Exercise goal = Return the listing below word for word.

Dataset items =
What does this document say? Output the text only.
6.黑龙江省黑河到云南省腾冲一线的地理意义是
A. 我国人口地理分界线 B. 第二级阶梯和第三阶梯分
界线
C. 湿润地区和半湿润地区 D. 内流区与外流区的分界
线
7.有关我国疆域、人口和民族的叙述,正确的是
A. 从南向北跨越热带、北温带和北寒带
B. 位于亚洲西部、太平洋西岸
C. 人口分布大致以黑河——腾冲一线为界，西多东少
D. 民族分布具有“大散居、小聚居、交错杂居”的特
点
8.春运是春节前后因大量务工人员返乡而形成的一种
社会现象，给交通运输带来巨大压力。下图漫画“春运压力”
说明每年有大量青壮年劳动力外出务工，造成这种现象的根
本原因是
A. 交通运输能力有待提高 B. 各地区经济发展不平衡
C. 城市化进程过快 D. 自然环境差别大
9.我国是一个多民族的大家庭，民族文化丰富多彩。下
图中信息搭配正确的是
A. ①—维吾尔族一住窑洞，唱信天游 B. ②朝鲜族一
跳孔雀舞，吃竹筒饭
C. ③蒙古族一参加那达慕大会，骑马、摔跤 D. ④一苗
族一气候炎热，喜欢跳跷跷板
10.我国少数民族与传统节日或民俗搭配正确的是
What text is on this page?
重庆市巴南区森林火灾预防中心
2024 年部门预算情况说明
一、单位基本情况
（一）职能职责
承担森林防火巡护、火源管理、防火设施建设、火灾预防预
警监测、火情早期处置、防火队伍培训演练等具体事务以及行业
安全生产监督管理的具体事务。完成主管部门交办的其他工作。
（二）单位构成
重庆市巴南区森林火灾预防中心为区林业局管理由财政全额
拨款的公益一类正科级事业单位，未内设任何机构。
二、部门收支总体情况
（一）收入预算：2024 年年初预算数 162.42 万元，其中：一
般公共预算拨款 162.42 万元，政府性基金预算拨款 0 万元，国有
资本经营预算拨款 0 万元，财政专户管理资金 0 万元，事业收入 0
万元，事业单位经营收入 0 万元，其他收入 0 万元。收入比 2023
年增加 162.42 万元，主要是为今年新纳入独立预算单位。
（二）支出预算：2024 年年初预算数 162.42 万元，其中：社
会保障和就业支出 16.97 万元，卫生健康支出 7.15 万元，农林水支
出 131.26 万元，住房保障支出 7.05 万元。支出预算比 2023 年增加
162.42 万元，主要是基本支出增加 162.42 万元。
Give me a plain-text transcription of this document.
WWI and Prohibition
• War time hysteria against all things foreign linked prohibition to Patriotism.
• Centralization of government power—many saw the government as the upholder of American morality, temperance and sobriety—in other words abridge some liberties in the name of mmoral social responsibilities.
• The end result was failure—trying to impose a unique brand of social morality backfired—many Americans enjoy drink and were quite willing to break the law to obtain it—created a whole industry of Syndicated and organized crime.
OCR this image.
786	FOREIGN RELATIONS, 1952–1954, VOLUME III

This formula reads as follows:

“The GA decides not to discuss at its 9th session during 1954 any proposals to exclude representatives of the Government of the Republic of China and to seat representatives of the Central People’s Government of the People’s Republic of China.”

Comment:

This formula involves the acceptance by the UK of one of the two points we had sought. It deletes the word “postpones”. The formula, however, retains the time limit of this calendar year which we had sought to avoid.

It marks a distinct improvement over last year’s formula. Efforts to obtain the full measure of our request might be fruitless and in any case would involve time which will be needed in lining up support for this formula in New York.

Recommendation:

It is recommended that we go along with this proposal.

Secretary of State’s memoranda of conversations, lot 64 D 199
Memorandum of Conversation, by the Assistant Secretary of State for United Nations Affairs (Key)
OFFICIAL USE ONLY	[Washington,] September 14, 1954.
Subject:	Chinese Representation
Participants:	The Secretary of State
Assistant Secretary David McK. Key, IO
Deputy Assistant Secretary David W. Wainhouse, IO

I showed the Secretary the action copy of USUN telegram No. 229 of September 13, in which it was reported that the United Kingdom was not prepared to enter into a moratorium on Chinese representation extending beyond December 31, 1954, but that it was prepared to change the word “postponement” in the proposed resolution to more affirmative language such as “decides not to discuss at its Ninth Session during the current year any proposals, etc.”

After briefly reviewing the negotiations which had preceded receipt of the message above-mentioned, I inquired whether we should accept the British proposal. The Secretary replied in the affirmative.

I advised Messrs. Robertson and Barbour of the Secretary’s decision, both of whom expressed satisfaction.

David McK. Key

Task result =
What does this document say? Output the text only.
6.黑龙江省黑河到云南省腾冲一线的地理意义是
A. 我国人口地理分界线 B. 第二级阶梯和第三阶梯分
界线
C. 湿润地区和半湿润地区 D. 内流区与外流区的分界
线
7.有关我国疆域、人口和民族的叙述,正确的是
A. 从南向北跨越热带、北温带和北寒带
B. 位于亚洲西部、太平洋西岸
C. 人口分布大致以黑河——腾冲一线为界，西多东少
D. 民族分布具有“大散居、小聚居、交错杂居”的特
点
8.春运是春节前后因大量务工人员返乡而形成的一种
社会现象，给交通运输带来巨大压力。下图漫画“春运压力”
说明每年有大量青壮年劳动力外出务工，造成这种现象的根
本原因是
A. 交通运输能力有待提高 B. 各地区经济发展不平衡
C. 城市化进程过快 D. 自然环境差别大
9.我国是一个多民族的大家庭，民族文化丰富多彩。下
图中信息搭配正确的是
A. ①—维吾尔族一住窑洞，唱信天游 B. ②朝鲜族一
跳孔雀舞，吃竹筒饭
C. ③蒙古族一参加那达慕大会，骑马、摔跤 D. ④一苗
族一气候炎热，喜欢跳跷跷板
10.我国少数民族与传统节日或民俗搭配正确的是
What text is on this page?
重庆市巴南区森林火灾预防中心
2024 年部门预算情况说明
一、单位基本情况
（一）职能职责
承担森林防火巡护、火源管理、防火设施建设、火灾预防预
警监测、火情早期处置、防火队伍培训演练等具体事务以及行业
安全生产监督管理的具体事务。完成主管部门交办的其他工作。
（二）单位构成
重庆市巴南区森林火灾预防中心为区林业局管理由财政全额
拨款的公益一类正科级事业单位，未内设任何机构。
二、部门收支总体情况
（一）收入预算：2024 年年初预算数 162.42 万元，其中：一
般公共预算拨款 162.42 万元，政府性基金预算拨款 0 万元，国有
资本经营预算拨款 0 万元，财政专户管理资金 0 万元，事业收入 0
万元，事业单位经营收入 0 万元，其他收入 0 万元。收入比 2023
年增加 162.42 万元，主要是为今年新纳入独立预算单位。
（二）支出预算：2024 年年初预算数 162.42 万元，其中：社
会保障和就业支出 16.97 万元，卫生健康支出 7.15 万元，农林水支
出 131.26 万元，住房保障支出 7.05 万元。支出预算比 2023 年增加
162.42 万元，主要是基本支出增加 162.42 万元。
Give me a plain-text transcription of this document.
WWI and Prohibition
• War time hysteria against all things foreign linked prohibition to Patriotism.
• Centralization of government power—many saw the government as the upholder of American morality, temperance and sobriety—in other words abridge some liberties in the name of mmoral social responsibilities.
• The end result was failure—trying to impose a unique brand of social morality backfired—many Americans enjoy drink and were quite willing to break the law to obtain it—created a whole industry of Syndicated and organized crime.
OCR this image.
786	FOREIGN RELATIONS, 1952–1954, VOLUME III

This formula reads as follows:

“The GA decides not to discuss at its 9th session during 1954 any proposals to exclude representatives of the Government of the Republic of China and to seat representatives of the Central People’s Government of the People’s Republic of China.”

Comment:

This formula involves the acceptance by the UK of one of the two points we had sought. It deletes the word “postpones”. The formula, however, retains the time limit of this calendar year which we had sought to avoid.

It marks a distinct improvement over last year’s formula. Efforts to obtain the full measure of our request might be fruitless and in any case would involve time which will be needed in lining up support for this formula in New York.

Recommendation:

It is recommended that we go along with this proposal.

Secretary of State’s memoranda of conversations, lot 64 D 199
Memorandum of Conversation, by the Assistant Secretary of State for United Nations Affairs (Key)
OFFICIAL USE ONLY	[Washington,] September 14, 1954.
Subject:	Chinese Representation
Participants:	The Secretary of State
Assistant Secretary David McK. Key, IO
Deputy Assistant Secretary David W. Wainhouse, IO

I showed the Secretary the action copy of USUN telegram No. 229 of September 13, in which it was reported that the United Kingdom was not prepared to enter into a moratorium on Chinese representation extending beyond December 31, 1954, but that it was prepared to change the word “postponement” in the proposed resolution to more affirmative language such as “decides not to discuss at its Ninth Session during the current year any proposals, etc.”

After briefly reviewing the negotiations which had preceded receipt of the message above-mentioned, I inquired whether we should accept the British proposal. The Secretary replied in the affirmative.

I advised Messrs. Robertson and Barbour of the Secretary’s decision, both of whom expressed satisfaction.

David McK. Key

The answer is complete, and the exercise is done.